Sunday, March 22, 2009

Till Death, or the End of the Recession, Do Us Part.

Sunday’s Albuquerque Journal has an article entitled “Split Decision: Economic Hard Times Making it Hard on Couples Trying to Divorce”. One thrust of the article is that warring couples cannot financially afford to divorce. They must remain in the same home or relationship ecause they cannot afford to move out.

Another point of the article is couples are renegotiating support agreements and post-divorce financial arrangements because spouses cannot meet their financial obligations because of job loss or income reduction.

The article also notes that more couples are pursuing their divorces pro se, or without an attorney.

BABY WE ARE DOOMED TO SHARE THE LAND

It was only a couple of years ago that the always prescient Author posted an article about how the real estate boom of mid-decade was permitting couples to divorce and each walk out with some equity. In “MAYBE I’LL BE THERE TO SHARE THE LAND” (Until the Value goes up Enough and then it’s Splitsville) the Author quoted a New York Times Article “Buy Low, Divorce High”:

A little-noted side effect of the property boom of the past decade has been the real-estate-enabled divorce. Home values might have slid in some markets, but in the New York City region, where prices remain high, divorce professionals like therapists and lawyers, along with real estate brokers, say unhappily married couples are cashing in appreciated homes to underwrite a split.

“The equity that there is in real estate is one of the impetuses why there are so many divorces,” said Nancy Chemtob, a Manhattan divorce lawyer, adding that the net worth of her clients has doubled in the past three years mainly thanks to real estate. The price of the average Manhattan apartment was $1.3 million as of June, up 7 percent from a year ago, according to the real estate brokers Brown Harris Stevens.


The Author then opined:

Marriages are many things, but in the Author’s opinion, they nearly all function as economic “partnerships”. Love might bring people together, but money, or the lack thereof, keep couples together or rends them apart.

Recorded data

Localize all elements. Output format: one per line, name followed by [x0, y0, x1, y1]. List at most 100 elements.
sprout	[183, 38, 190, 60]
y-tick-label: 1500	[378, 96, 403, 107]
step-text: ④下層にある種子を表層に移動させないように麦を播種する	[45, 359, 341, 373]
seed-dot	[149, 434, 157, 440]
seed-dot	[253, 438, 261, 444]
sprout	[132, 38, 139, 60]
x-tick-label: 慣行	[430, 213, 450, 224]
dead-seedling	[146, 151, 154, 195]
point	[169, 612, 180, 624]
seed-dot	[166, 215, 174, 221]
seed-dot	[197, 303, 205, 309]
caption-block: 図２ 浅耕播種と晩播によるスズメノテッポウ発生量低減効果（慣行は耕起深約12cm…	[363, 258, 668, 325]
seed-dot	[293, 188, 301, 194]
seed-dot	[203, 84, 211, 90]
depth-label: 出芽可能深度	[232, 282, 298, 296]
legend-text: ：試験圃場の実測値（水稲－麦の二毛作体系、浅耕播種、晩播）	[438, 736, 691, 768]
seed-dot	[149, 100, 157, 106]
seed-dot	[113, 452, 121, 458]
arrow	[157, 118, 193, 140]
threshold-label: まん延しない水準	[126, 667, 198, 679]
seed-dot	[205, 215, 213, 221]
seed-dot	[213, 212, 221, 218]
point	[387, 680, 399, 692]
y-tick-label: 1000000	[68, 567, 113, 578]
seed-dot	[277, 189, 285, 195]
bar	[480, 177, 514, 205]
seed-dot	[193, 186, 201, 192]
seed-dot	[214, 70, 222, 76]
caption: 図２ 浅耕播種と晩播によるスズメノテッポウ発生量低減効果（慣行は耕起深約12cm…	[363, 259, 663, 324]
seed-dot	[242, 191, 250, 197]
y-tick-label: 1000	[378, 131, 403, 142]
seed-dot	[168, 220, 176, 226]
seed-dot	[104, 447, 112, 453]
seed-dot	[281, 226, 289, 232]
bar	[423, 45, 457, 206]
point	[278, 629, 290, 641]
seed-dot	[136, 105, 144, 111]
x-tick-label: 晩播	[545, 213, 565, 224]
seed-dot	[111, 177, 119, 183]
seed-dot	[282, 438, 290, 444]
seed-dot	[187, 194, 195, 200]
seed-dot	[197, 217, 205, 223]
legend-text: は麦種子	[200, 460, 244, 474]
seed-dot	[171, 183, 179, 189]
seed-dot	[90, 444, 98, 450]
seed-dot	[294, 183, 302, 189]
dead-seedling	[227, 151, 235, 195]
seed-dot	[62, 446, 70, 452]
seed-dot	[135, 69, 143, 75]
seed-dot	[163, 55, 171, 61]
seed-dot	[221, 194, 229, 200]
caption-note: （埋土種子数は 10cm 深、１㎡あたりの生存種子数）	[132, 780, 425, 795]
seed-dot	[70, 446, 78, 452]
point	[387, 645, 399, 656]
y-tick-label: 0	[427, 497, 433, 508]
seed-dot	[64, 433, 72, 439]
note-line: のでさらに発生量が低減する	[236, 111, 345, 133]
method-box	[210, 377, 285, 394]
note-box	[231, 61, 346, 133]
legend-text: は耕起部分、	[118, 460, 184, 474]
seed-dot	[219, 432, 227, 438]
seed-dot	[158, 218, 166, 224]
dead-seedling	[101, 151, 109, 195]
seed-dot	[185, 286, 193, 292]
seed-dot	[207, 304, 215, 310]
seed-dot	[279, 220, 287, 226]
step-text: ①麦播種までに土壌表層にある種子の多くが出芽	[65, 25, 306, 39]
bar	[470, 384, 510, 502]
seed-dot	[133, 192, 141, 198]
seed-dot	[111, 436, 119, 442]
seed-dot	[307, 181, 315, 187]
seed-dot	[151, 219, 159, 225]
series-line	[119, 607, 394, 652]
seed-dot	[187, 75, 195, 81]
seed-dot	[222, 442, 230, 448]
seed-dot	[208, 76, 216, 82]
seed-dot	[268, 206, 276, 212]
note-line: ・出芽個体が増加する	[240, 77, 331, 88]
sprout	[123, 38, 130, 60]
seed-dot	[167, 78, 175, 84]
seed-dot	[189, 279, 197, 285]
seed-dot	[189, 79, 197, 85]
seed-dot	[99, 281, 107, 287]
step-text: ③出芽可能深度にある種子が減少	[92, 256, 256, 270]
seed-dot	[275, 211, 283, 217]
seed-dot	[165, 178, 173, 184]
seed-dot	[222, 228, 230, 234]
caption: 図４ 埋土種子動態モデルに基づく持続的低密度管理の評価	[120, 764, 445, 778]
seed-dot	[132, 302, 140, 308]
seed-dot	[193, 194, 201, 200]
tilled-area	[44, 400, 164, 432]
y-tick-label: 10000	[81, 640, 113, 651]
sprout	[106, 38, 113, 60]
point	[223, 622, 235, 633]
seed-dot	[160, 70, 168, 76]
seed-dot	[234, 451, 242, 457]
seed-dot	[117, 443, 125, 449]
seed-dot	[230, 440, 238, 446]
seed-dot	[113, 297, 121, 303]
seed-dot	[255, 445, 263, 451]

### List of tasks
a – Answer these questions from the blog post on divorce and the recession:
(i) Which newspaper ran the article "Split Decision: Economic Hard Times Making it Hard on Couples Trying to Divorce"?
(ii) What does that article say more couples are doing with their divorces?
(iii) According to Brown Harris Stevens, what was the price of the average Manhattan apartment as of June?
b – Write the next part of the blog post on divorce and the recession, starting after its last sentence.
The lines of recorded data are unrelated to the blog post on divorce and the recession.

### Results by task
a –
(i) Sunday's Albuquerque Journal
(ii) Pursuing them pro se, or without an attorney
(iii) $1.3 million, up 7 percent from a year ago

b –
Couples combine their incomes, or perhaps other skills, and their assets, into economic relationships to buy homes, rear children, operate businesses, or for other reasons. And often the “strength” or “durability” of a marriage depends on the economic state of the marriage.

When one marriage participant is financially dependent upon the other, the financially dependant participant has little choice but to remain in the relationship despite potentially negative endogenous and exogenous non-economic factors. (The Author loves using these big economic terms).

Contrast the foregoing relationship with one in which each marriage participant is financially independent or capable of being economically self-sustaining. These relationships are economically less “durable”. And rapid improvements in a marriage participant’s wealth or income can provide a quick exit from the relationship.


BUT NOW “IT’S OH LORD, STUCK IN LODI AGAIN.”

The Author makes no value judgments on this relationship between economic conditions and familial adhesion, except to note two things. First, if it ain’t the money, then what the heck else is it?

And the little children take the hindmost.

NO OFFENSE MEANT TO LODI, OR ANY OTHER LOCATION, IN THE DESERT OF THE REAL!